ОПИСАНИЕ ЗАДАНИЯ – Продублируйте без изменений часть текста о восстании пленных в лагере от слов «Каждую пятницу моджахеды» до слов «день для восстания.».

ТЕКСТОВЫЙ ФРАГМЕНТ –
****************

После этого случая моджахеды, не вынеся морального поражения, ужесточили условия содержания наших пленных. Они словно что-то предчувствовали. А в камеру к Рустамову перевели еще одного — казаха по имени Канат. Тот сошел с ума от ежедневных издевательств и тяжелой работы, выл по собачьи, грызя стены и рвясь на свободу. Жить ему оставалось три дня.
ШЕСТЬ ЧАСОВ СВОБОДЫ
Примерно за полтора месяца до восстания в лагерь завезли большое количество оружия — в основном, это были ракеты для реактивных минометов, и гранаты для гранатометов, а также автоматы Калашникова, пулеметы, пистолеты ТТ — всего 28 грузовиков. Абдурахмон, подставляя плечо под ящик с выстрелами для гранатометов, подмигнул:
— Ну что, мужики, теперь есть чем воевать …
Автоматов они тогда выгрузили — на целый полк. Только стрелять нечем — боеприпасы должны были завести позднее.
Каждую пятницу моджахеды заставляли их чистить завезенное в лагерь оружие, хотя особой необходимости в этом не существовало — переложенное вощеной промасленной бумагой, оно могло храниться здесь вечно. Кто-то из наших тогда заметил, что по пятницам, в святой для мусульманина день, в крепости, кроме охраны, никого не оставалось — моджахеды уходили на молитву в мечеть. Возможно, это обстоятельство и натолкнуло Абдурахмона на мысль, что именно пятница — самый удобный день для восстания.
Осталось только дождаться, когда завезут боеприпасы.
Рустамов помнит, что прошло четыре или даже пять пятниц, прежде чем пригнали грузовики с ящиками, набитыми патронами для ДШК и автоматов. Разгружая их, наши не могли скрыть радости, что наконец-то дождались боеприпасов. То есть морально они давно уже были настроены на выступление против моджахедов. Не хватало только повода.
Поводом для восстания послужил факт надругательства моджахедов над пленным по имени Абдулло, который имел свободный режим содержания и мог возвращаться в камеру, когда хотел. Он был электромонтером, хорошо говорил на дари, и имел много друзей среди курсантов лагеря и некоторых командиров. Кстати, накануне восстания в лагере был очередной выпуск, и праздник по этому случаю затянулся допоздна. Абдулло, вернувшись в камеру в полночь, пожаловался Абдурахмону, что над ним надругались, и тот получил долгожданный повод для выступления против моджахедов.

****************

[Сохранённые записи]
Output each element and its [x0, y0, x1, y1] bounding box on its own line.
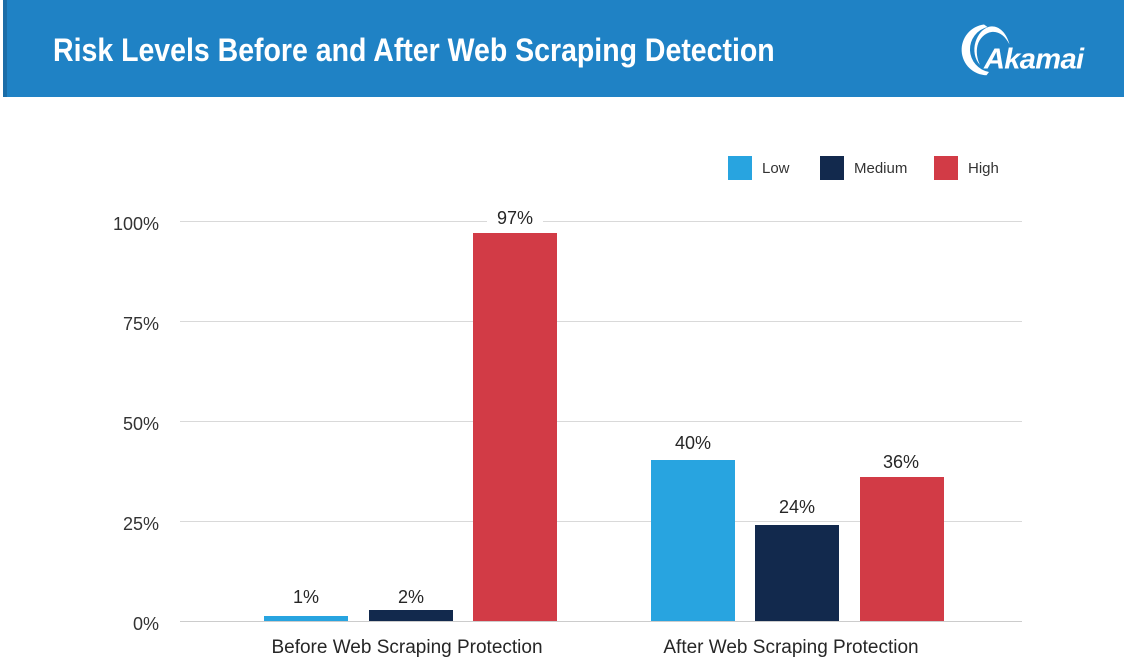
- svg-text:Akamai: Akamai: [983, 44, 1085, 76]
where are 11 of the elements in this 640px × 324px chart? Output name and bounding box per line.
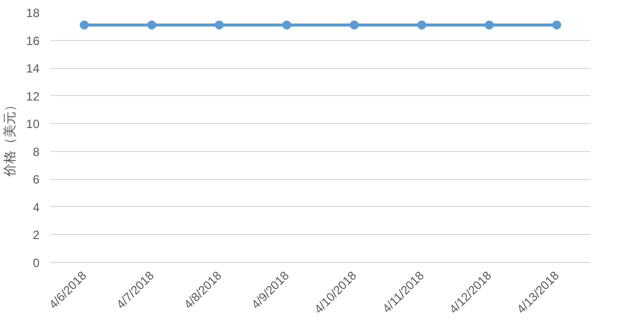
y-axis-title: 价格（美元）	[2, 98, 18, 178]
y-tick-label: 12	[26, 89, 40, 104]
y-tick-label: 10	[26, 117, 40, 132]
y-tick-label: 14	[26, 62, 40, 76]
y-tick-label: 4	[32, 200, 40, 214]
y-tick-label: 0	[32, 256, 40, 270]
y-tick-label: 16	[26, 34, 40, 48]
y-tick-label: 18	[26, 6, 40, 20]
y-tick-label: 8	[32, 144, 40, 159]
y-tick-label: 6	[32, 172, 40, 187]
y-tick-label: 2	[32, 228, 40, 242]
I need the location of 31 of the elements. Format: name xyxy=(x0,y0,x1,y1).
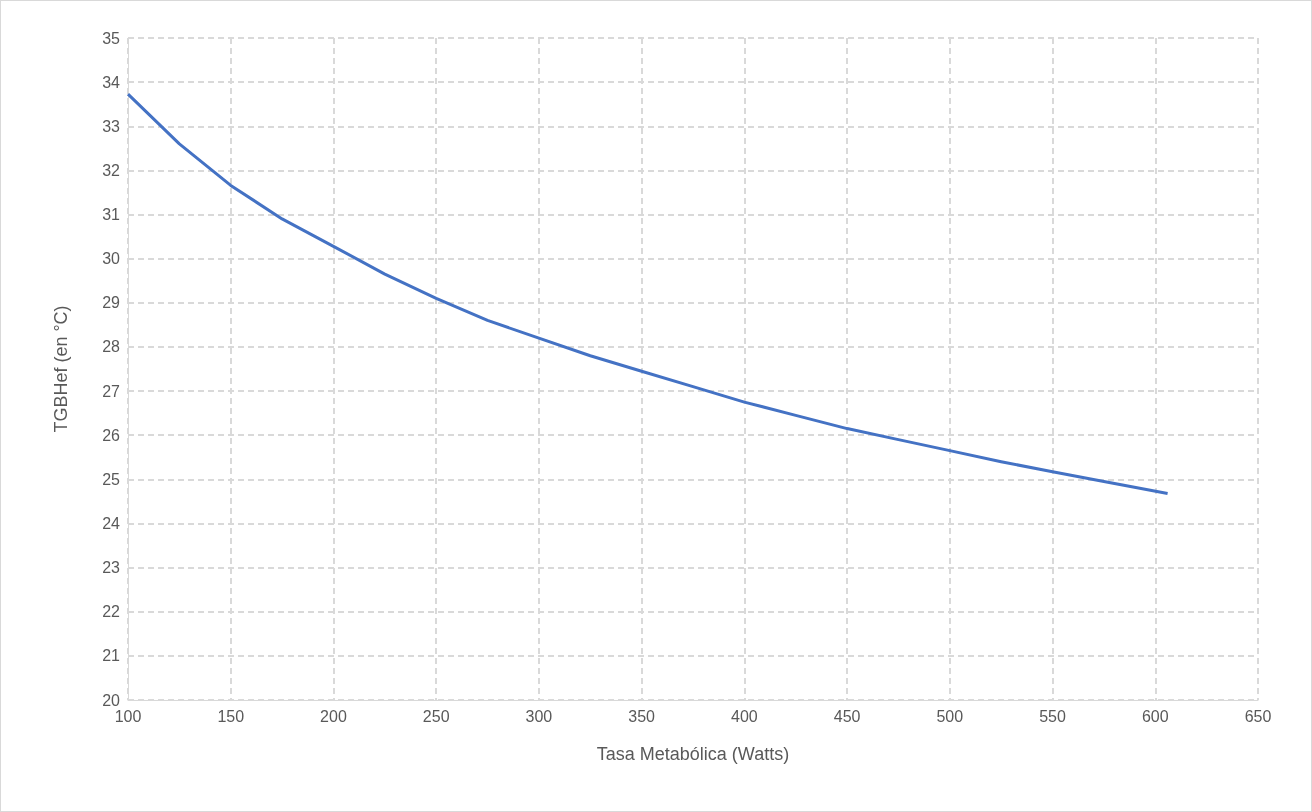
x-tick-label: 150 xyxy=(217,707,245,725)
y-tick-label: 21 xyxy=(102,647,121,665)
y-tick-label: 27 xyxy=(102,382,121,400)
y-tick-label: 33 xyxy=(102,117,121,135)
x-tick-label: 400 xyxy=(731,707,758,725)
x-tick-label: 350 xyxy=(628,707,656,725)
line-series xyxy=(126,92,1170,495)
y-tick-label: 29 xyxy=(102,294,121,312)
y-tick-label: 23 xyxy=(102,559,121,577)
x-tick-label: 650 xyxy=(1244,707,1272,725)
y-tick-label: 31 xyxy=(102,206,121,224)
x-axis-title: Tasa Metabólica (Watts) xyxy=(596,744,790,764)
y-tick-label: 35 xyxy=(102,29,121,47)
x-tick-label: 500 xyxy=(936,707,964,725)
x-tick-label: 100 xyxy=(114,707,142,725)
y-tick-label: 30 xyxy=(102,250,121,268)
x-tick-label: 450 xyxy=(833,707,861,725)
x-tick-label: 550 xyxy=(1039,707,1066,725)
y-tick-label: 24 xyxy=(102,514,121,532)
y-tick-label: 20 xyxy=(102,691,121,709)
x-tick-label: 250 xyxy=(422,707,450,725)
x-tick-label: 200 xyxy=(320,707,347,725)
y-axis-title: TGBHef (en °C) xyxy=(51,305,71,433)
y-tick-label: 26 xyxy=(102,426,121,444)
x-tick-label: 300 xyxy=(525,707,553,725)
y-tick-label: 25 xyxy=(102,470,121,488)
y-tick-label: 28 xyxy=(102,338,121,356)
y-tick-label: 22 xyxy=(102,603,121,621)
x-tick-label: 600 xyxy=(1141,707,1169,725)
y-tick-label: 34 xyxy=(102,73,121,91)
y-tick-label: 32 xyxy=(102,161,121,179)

****************

РЕШЁННАЯ ЗАДАЧА –
Каждую пятницу моджахеды заставляли их чистить завезенное в лагерь оружие, хотя особой необходимости в этом не существовало — переложенное вощеной промасленной бумагой, оно могло храниться здесь вечно. Кто-то из наших тогда заметил, что по пятницам, в святой для мусульманина день, в крепости, кроме охраны, никого не оставалось — моджахеды уходили на молитву в мечеть. Возможно, это обстоятельство и натолкнуло Абдурахмона на мысль, что именно пятница — самый удобный день для восстания.